> Records to process

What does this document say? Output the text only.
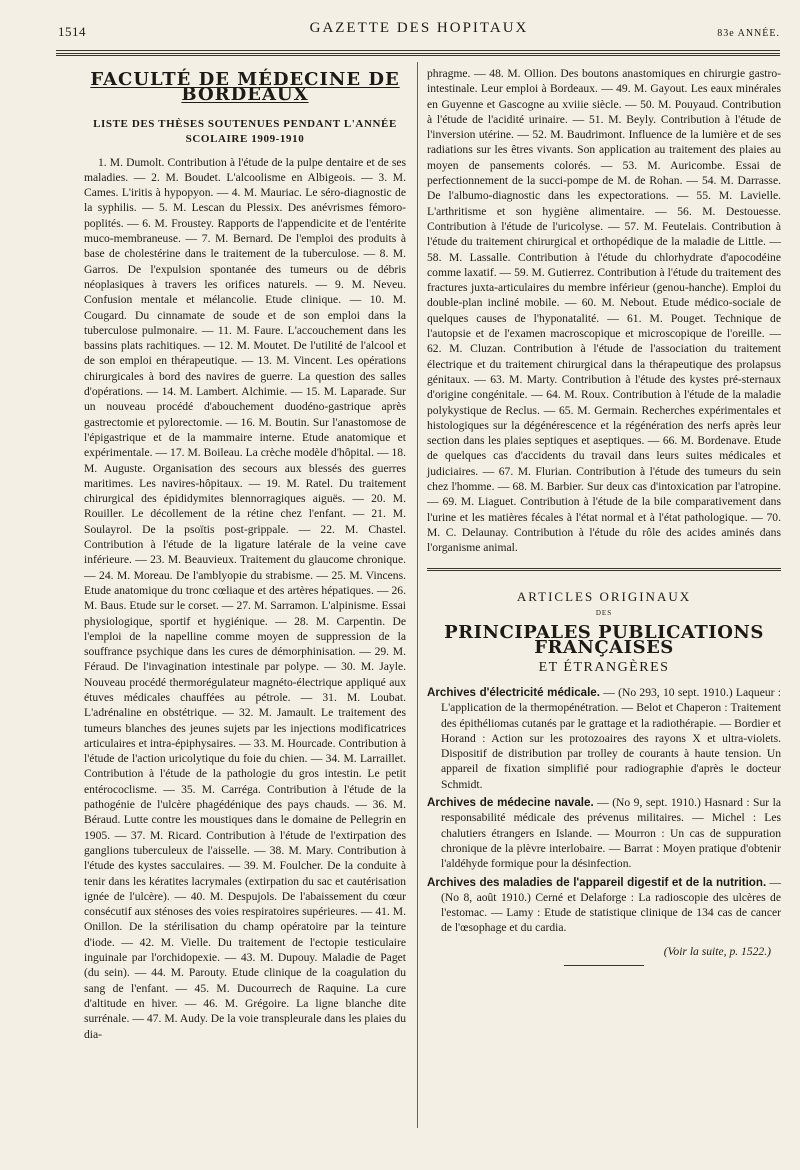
1514	GAZETTE DES HOPITAUX	83e ANNÉE.
FACULTÉ DE MÉDECINE DE BORDEAUX
LISTE DES THÈSES SOUTENUES PENDANT L'ANNÉE SCOLAIRE 1909-1910

1. M. Dumolt. Contribution à l'étude de la pulpe dentaire et de ses maladies. — 2. M. Boudet. L'alcoolisme en Albigeois. — 3. M. Cames. L'iritis à hypopyon. — 4. M. Mauriac. Le séro-diagnostic de la syphilis. — 5. M. Lescan du Plessix. Des anévrismes fémoro-poplités. — 6. M. Froustey. Rapports de l'appendicite et de l'entérite muco-membraneuse. — 7. M. Bernard. De l'emploi des produits à base de cholestérine dans le traitement de la tuberculose. — 8. M. Garros. De l'expulsion spontanée des tumeurs ou de débris néoplasiques à travers les orifices naturels. — 9. M. Neveu. Confusion mentale et mélancolie. Etude clinique. — 10. M. Cougard. Du cinnamate de soude et de son emploi dans la tuberculose pulmonaire. — 11. M. Faure. L'accouchement dans les bassins plats rachitiques. — 12. M. Moutet. De l'utilité de l'alcool et de son emploi en thérapeutique. — 13. M. Vincent. Les opérations chirurgicales à bord des navires de guerre. La question des salles d'opérations. — 14. M. Lambert. Alchimie. — 15. M. Laparade. Sur un nouveau procédé d'abouchement duodéno-gastrique après gastrectomie et pylorectomie. — 16. M. Boutin. Sur l'anastomose de l'épigastrique et de la mammaire interne. Etude anatomique et expérimentale. — 17. M. Boileau. La crèche modèle d'hôpital. — 18. M. Auguste. Organisation des secours aux blessés des guerres maritimes. Les navires-hôpitaux. — 19. M. Ratel. Du traitement chirurgical des épididymites blennorragiques aiguës. — 20. M. Rouiller. Le décollement de la rétine chez l'enfant. — 21. M. Soulayrol. De la psoïtis post-grippale. — 22. M. Chastel. Contribution à l'étude de la ligature latérale de la veine cave inférieure. — 23. M. Beauvieux. Traitement du glaucome chronique. — 24. M. Moreau. De l'amblyopie du strabisme. — 25. M. Vincens. Etude anatomique du tronc cœliaque et des artères hépatiques. — 26. M. Baus. Etude sur le corset. — 27. M. Sarramon. L'alpinisme. Essai physiologique, sportif et hygiénique. — 28. M. Carpentin. De l'emploi de la napelline comme moyen de suppression de la souffrance psychique dans les cures de démorphinisation. — 29. M. Féraud. De l'invagination intestinale par polype. — 30. M. Jayle. Nouveau procédé thermorégulateur magnéto-électrique appliqué aux étuves médicales chauffées au pétrole. — 31. M. Loubat. L'adrénaline en obstétrique. — 32. M. Jamault. Le traitement des tumeurs blanches des jeunes sujets par les injections modificatrices articulaires et intra-épiphysaires. — 33. M. Hourcade. Contribution à l'étude de l'action uricolytique du foie du chien. — 34. M. Larraillet. Contribution à l'étude de la pathologie du gros intestin. Le petit entérococlisme. — 35. M. Carréga. Contribution à l'étude de la pathogénie de l'ulcère phagédénique des pays chauds. — 36. M. Béraud. Lutte contre les moustiques dans le domaine de Pellegrin en 1905. — 37. M. Ricard. Contribution à l'étude de l'extirpation des ganglions tuberculeux de l'aisselle. — 38. M. Mary. Contribution à l'étude des kystes sacculaires. — 39. M. Foulcher. De la conduite à tenir dans les kératites lacrymales (extirpation du sac et cautérisation ignée de l'ulcère). — 40. M. Despujols. De l'abaissement du cœur consécutif aux sténoses des voies respiratoires supérieures. — 41. M. Onillon. De la stérilisation du champ opératoire par la teinture d'iode. — 42. M. Vielle. Du traitement de l'ectopie testiculaire inguinale par l'orchidopexie. — 43. M. Dupouy. Maladie de Paget (du sein). — 44. M. Parouty. Etude clinique de la coagulation du sang de l'enfant. — 45. M. Ducourrech de Raquine. La cure d'altitude en hiver. — 46. M. Grégoire. La ligne blanche dite surrénale. — 47. M. Audy. De la voie transpleurale dans les plaies du dia-

phragme. — 48. M. Ollion. Des boutons anastomiques en chirurgie gastro-intestinale. Leur emploi à Bordeaux. — 49. M. Gayout. Les eaux minérales en Guyenne et Gascogne au xviiie siècle. — 50. M. Pouyaud. Contribution à l'étude de l'acidité urinaire. — 51. M. Beyly. Contribution à l'étude de l'inversion utérine. — 52. M. Baudrimont. Influence de la lumière et de ses radiations sur les êtres vivants. Son application au traitement des plaies au moyen de pansements colorés. — 53. M. Auricombe. Essai de perfectionnement de la succi-pompe de M. de Rohan. — 54. M. Darrasse. De l'albumo-diagnostic dans les expectorations. — 55. M. Lavielle. L'arthritisme et son hygiène alimentaire. — 56. M. Destouesse. Contribution à l'étude de l'uricolyse. — 57. M. Feutelais. Contribution à l'étude du traitement chirurgical et orthopédique de la maladie de Little. — 58. M. Lassalle. Contribution à l'étude du chlorhydrate d'apocodéine comme laxatif. — 59. M. Gutierrez. Contribution à l'étude du traitement des fractures juxta-articulaires du membre inférieur (genou-hanche). Emploi du double-plan incliné mobile. — 60. M. Nebout. Etude médico-sociale de quelques causes de l'hyponatalité. — 61. M. Pouget. Technique de l'autopsie et de l'examen macroscopique et microscopique de l'oreille. — 62. M. Cluzan. Contribution à l'étude de l'association du traitement électrique et du traitement chirurgical dans la thérapeutique des prolapsus génitaux. — 63. M. Marty. Contribution à l'étude des kystes pré-sternaux d'origine congénitale. — 64. M. Roux. Contribution à l'étude de la maladie polykystique de Reclus. — 65. M. Germain. Recherches expérimentales et histologiques sur la dégénérescence et la régénération des nerfs après leur section dans les plaies septiques et aseptiques. — 66. M. Bordenave. Etude de quelques cas d'accidents du travail dans leurs suites médicales et judiciaires. — 67. M. Flurian. Contribution à l'étude des tumeurs du sein chez l'homme. — 68. M. Barbier. Sur deux cas d'intoxication par l'atropine. — 69. M. Liaguet. Contribution à l'étude de la bile comparativement dans l'urine et les matières fécales à l'état normal et à l'état pathologique. — 70. M. C. Delaunay. Contribution à l'étude du rôle des acides aminés dans l'organisme animal.

ARTICLES ORIGINAUX
DES
PRINCIPALES PUBLICATIONS FRANÇAISES
ET ÉTRANGÈRES

Archives d'électricité médicale. — (No 293, 10 sept. 1910.) Laqueur : L'application de la thermopénétration. — Belot et Chaperon : Traitement des épithéliomas cutanés par le grattage et la radiothérapie. — Bordier et Horand : Action sur les protozoaires des rayons X et ultra-violets. Dispositif de distribution par trolley de courants à haute tension. Un appareil de fixation simplifié pour radiographie d'après le docteur Schmidt.

Archives de médecine navale. — (No 9, sept. 1910.) Hasnard : Sur la responsabilité médicale des prévenus militaires. — Michel : Les chalutiers étrangers en Islande. — Mourron : Un cas de suppuration chronique de la plèvre interlobaire. — Barrat : Moyen pratique d'obtenir l'aldéhyde formique pour la désinfection.

Archives des maladies de l'appareil digestif et de la nutrition. — (No 8, août 1910.) Cerné et Delaforge : La radioscopie des ulcères de l'estomac. — Lamy : Etude de statistique clinique de 134 cas de cancer de l'œsophage et du cardia.

(Voir la suite, p. 1522.)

> To be done
The entries above are to be returned exactly, without their pictures.

> Problem solution
What does this document say? Output the text only.
1514	GAZETTE DES HOPITAUX	83e ANNÉE.
FACULTÉ DE MÉDECINE DE BORDEAUX
LISTE DES THÈSES SOUTENUES PENDANT L'ANNÉE SCOLAIRE 1909-1910

1. M. Dumolt. Contribution à l'étude de la pulpe dentaire et de ses maladies. — 2. M. Boudet. L'alcoolisme en Albigeois. — 3. M. Cames. L'iritis à hypopyon. — 4. M. Mauriac. Le séro-diagnostic de la syphilis. — 5. M. Lescan du Plessix. Des anévrismes fémoro-poplités. — 6. M. Froustey. Rapports de l'appendicite et de l'entérite muco-membraneuse. — 7. M. Bernard. De l'emploi des produits à base de cholestérine dans le traitement de la tuberculose. — 8. M. Garros. De l'expulsion spontanée des tumeurs ou de débris néoplasiques à travers les orifices naturels. — 9. M. Neveu. Confusion mentale et mélancolie. Etude clinique. — 10. M. Cougard. Du cinnamate de soude et de son emploi dans la tuberculose pulmonaire. — 11. M. Faure. L'accouchement dans les bassins plats rachitiques. — 12. M. Moutet. De l'utilité de l'alcool et de son emploi en thérapeutique. — 13. M. Vincent. Les opérations chirurgicales à bord des navires de guerre. La question des salles d'opérations. — 14. M. Lambert. Alchimie. — 15. M. Laparade. Sur un nouveau procédé d'abouchement duodéno-gastrique après gastrectomie et pylorectomie. — 16. M. Boutin. Sur l'anastomose de l'épigastrique et de la mammaire interne. Etude anatomique et expérimentale. — 17. M. Boileau. La crèche modèle d'hôpital. — 18. M. Auguste. Organisation des secours aux blessés des guerres maritimes. Les navires-hôpitaux. — 19. M. Ratel. Du traitement chirurgical des épididymites blennorragiques aiguës. — 20. M. Rouiller. Le décollement de la rétine chez l'enfant. — 21. M. Soulayrol. De la psoïtis post-grippale. — 22. M. Chastel. Contribution à l'étude de la ligature latérale de la veine cave inférieure. — 23. M. Beauvieux. Traitement du glaucome chronique. — 24. M. Moreau. De l'amblyopie du strabisme. — 25. M. Vincens. Etude anatomique du tronc cœliaque et des artères hépatiques. — 26. M. Baus. Etude sur le corset. — 27. M. Sarramon. L'alpinisme. Essai physiologique, sportif et hygiénique. — 28. M. Carpentin. De l'emploi de la napelline comme moyen de suppression de la souffrance psychique dans les cures de démorphinisation. — 29. M. Féraud. De l'invagination intestinale par polype. — 30. M. Jayle. Nouveau procédé thermorégulateur magnéto-électrique appliqué aux étuves médicales chauffées au pétrole. — 31. M. Loubat. L'adrénaline en obstétrique. — 32. M. Jamault. Le traitement des tumeurs blanches des jeunes sujets par les injections modificatrices articulaires et intra-épiphysaires. — 33. M. Hourcade. Contribution à l'étude de l'action uricolytique du foie du chien. — 34. M. Larraillet. Contribution à l'étude de la pathologie du gros intestin. Le petit entérococlisme. — 35. M. Carréga. Contribution à l'étude de la pathogénie de l'ulcère phagédénique des pays chauds. — 36. M. Béraud. Lutte contre les moustiques dans le domaine de Pellegrin en 1905. — 37. M. Ricard. Contribution à l'étude de l'extirpation des ganglions tuberculeux de l'aisselle. — 38. M. Mary. Contribution à l'étude des kystes sacculaires. — 39. M. Foulcher. De la conduite à tenir dans les kératites lacrymales (extirpation du sac et cautérisation ignée de l'ulcère). — 40. M. Despujols. De l'abaissement du cœur consécutif aux sténoses des voies respiratoires supérieures. — 41. M. Onillon. De la stérilisation du champ opératoire par la teinture d'iode. — 42. M. Vielle. Du traitement de l'ectopie testiculaire inguinale par l'orchidopexie. — 43. M. Dupouy. Maladie de Paget (du sein). — 44. M. Parouty. Etude clinique de la coagulation du sang de l'enfant. — 45. M. Ducourrech de Raquine. La cure d'altitude en hiver. — 46. M. Grégoire. La ligne blanche dite surrénale. — 47. M. Audy. De la voie transpleurale dans les plaies du dia-

phragme. — 48. M. Ollion. Des boutons anastomiques en chirurgie gastro-intestinale. Leur emploi à Bordeaux. — 49. M. Gayout. Les eaux minérales en Guyenne et Gascogne au xviiie siècle. — 50. M. Pouyaud. Contribution à l'étude de l'acidité urinaire. — 51. M. Beyly. Contribution à l'étude de l'inversion utérine. — 52. M. Baudrimont. Influence de la lumière et de ses radiations sur les êtres vivants. Son application au traitement des plaies au moyen de pansements colorés. — 53. M. Auricombe. Essai de perfectionnement de la succi-pompe de M. de Rohan. — 54. M. Darrasse. De l'albumo-diagnostic dans les expectorations. — 55. M. Lavielle. L'arthritisme et son hygiène alimentaire. — 56. M. Destouesse. Contribution à l'étude de l'uricolyse. — 57. M. Feutelais. Contribution à l'étude du traitement chirurgical et orthopédique de la maladie de Little. — 58. M. Lassalle. Contribution à l'étude du chlorhydrate d'apocodéine comme laxatif. — 59. M. Gutierrez. Contribution à l'étude du traitement des fractures juxta-articulaires du membre inférieur (genou-hanche). Emploi du double-plan incliné mobile. — 60. M. Nebout. Etude médico-sociale de quelques causes de l'hyponatalité. — 61. M. Pouget. Technique de l'autopsie et de l'examen macroscopique et microscopique de l'oreille. — 62. M. Cluzan. Contribution à l'étude de l'association du traitement électrique et du traitement chirurgical dans la thérapeutique des prolapsus génitaux. — 63. M. Marty. Contribution à l'étude des kystes pré-sternaux d'origine congénitale. — 64. M. Roux. Contribution à l'étude de la maladie polykystique de Reclus. — 65. M. Germain. Recherches expérimentales et histologiques sur la dégénérescence et la régénération des nerfs après leur section dans les plaies septiques et aseptiques. — 66. M. Bordenave. Etude de quelques cas d'accidents du travail dans leurs suites médicales et judiciaires. — 67. M. Flurian. Contribution à l'étude des tumeurs du sein chez l'homme. — 68. M. Barbier. Sur deux cas d'intoxication par l'atropine. — 69. M. Liaguet. Contribution à l'étude de la bile comparativement dans l'urine et les matières fécales à l'état normal et à l'état pathologique. — 70. M. C. Delaunay. Contribution à l'étude du rôle des acides aminés dans l'organisme animal.

ARTICLES ORIGINAUX
DES
PRINCIPALES PUBLICATIONS FRANÇAISES
ET ÉTRANGÈRES

Archives d'électricité médicale. — (No 293, 10 sept. 1910.) Laqueur : L'application de la thermopénétration. — Belot et Chaperon : Traitement des épithéliomas cutanés par le grattage et la radiothérapie. — Bordier et Horand : Action sur les protozoaires des rayons X et ultra-violets. Dispositif de distribution par trolley de courants à haute tension. Un appareil de fixation simplifié pour radiographie d'après le docteur Schmidt.

Archives de médecine navale. — (No 9, sept. 1910.) Hasnard : Sur la responsabilité médicale des prévenus militaires. — Michel : Les chalutiers étrangers en Islande. — Mourron : Un cas de suppuration chronique de la plèvre interlobaire. — Barrat : Moyen pratique d'obtenir l'aldéhyde formique pour la désinfection.

Archives des maladies de l'appareil digestif et de la nutrition. — (No 8, août 1910.) Cerné et Delaforge : La radioscopie des ulcères de l'estomac. — Lamy : Etude de statistique clinique de 134 cas de cancer de l'œsophage et du cardia.

(Voir la suite, p. 1522.)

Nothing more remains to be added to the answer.